---------- INFORMATION PROVIDED
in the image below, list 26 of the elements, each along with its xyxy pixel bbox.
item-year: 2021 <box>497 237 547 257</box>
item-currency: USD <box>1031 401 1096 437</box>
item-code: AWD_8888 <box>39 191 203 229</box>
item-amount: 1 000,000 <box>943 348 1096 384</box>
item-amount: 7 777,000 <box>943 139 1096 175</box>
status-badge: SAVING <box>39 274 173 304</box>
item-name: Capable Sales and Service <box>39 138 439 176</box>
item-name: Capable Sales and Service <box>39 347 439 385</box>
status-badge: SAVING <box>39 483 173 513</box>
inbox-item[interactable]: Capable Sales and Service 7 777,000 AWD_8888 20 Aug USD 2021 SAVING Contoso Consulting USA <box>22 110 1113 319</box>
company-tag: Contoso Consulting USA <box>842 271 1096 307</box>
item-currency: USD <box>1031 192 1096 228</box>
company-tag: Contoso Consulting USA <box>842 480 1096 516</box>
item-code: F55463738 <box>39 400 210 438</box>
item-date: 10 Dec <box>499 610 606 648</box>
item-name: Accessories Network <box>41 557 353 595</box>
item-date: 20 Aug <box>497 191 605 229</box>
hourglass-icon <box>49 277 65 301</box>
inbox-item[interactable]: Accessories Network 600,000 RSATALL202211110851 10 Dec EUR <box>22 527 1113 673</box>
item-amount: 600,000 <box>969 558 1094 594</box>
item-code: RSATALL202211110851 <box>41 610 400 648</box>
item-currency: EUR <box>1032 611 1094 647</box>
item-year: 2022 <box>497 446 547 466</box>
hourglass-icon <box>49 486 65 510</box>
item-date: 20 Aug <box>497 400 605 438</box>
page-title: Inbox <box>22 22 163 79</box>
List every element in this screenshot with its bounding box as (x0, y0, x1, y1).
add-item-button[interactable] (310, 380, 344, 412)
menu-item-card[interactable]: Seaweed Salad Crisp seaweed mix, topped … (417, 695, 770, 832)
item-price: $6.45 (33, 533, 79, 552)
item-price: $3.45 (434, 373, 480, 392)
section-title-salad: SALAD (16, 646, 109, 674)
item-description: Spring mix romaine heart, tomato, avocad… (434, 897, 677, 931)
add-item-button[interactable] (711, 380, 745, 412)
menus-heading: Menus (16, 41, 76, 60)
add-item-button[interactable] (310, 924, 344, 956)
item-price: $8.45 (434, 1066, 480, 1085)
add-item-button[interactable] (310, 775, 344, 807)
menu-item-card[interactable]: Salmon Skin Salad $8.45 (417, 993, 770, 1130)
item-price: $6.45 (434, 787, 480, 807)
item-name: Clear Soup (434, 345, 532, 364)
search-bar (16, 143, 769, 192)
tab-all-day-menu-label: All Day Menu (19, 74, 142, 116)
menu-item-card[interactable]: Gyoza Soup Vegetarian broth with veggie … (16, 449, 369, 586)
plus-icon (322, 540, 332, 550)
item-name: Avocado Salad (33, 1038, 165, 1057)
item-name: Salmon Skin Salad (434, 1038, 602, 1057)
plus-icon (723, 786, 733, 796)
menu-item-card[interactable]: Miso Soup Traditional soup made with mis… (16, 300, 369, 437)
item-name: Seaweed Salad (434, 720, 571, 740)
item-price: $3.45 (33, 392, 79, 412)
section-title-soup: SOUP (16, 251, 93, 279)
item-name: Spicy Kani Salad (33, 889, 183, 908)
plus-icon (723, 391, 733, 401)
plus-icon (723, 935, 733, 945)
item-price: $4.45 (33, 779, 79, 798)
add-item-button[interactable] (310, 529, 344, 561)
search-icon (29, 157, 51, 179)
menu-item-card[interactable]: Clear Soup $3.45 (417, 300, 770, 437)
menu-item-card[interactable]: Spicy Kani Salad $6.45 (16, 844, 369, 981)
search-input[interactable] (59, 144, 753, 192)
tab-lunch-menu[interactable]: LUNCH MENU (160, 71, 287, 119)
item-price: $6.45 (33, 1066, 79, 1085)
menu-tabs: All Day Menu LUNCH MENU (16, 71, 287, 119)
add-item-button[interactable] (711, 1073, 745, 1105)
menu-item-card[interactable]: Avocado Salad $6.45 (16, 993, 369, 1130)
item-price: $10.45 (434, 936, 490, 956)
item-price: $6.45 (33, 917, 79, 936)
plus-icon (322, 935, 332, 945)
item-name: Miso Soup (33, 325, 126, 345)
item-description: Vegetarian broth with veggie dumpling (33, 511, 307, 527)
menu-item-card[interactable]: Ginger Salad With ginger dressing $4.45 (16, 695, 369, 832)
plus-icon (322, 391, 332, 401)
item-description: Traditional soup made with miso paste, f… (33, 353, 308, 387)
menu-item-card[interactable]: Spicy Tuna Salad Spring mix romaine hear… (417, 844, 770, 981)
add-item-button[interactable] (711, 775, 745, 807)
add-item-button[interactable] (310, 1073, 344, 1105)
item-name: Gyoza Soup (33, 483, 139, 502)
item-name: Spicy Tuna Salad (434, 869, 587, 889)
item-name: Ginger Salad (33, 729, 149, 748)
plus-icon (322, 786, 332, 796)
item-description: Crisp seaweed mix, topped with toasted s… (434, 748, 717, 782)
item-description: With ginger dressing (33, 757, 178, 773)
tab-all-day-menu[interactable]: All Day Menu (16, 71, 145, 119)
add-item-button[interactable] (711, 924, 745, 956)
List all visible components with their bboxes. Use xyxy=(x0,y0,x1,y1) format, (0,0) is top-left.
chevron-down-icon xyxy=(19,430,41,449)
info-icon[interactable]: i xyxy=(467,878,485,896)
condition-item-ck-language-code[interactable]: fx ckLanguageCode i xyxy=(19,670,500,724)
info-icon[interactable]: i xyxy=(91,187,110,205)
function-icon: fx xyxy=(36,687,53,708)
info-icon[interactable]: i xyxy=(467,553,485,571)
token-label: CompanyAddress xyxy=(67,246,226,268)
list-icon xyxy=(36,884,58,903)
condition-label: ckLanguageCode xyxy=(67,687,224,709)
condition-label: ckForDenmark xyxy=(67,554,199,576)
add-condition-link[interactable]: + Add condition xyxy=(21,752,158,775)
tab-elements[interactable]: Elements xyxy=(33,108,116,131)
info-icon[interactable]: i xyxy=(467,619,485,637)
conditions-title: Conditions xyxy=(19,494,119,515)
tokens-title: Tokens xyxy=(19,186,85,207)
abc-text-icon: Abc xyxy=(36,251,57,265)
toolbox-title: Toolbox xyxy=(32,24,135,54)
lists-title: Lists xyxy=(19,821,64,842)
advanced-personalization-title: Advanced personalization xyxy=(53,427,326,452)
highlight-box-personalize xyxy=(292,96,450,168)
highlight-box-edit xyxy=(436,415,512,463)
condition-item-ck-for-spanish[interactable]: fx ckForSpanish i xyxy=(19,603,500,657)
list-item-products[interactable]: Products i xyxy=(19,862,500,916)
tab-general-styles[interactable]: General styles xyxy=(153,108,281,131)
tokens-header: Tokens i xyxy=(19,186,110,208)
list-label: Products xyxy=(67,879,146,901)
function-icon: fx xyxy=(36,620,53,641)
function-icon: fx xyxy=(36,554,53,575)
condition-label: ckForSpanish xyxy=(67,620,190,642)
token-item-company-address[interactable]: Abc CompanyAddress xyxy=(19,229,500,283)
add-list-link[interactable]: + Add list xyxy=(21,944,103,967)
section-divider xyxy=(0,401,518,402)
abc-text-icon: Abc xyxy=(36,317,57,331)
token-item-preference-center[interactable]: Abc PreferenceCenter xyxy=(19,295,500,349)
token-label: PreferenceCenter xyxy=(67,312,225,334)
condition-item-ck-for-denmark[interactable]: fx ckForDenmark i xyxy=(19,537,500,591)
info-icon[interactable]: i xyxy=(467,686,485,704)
--------------------
TO BE DONE |
Extract each line of the entries above that contains the string "elements".

FINAL RESULT |
in the image below, list 26 of the elements, each along with its xyxy pixel bbox.
tab-elements[interactable]: Elements xyxy=(33,108,116,131)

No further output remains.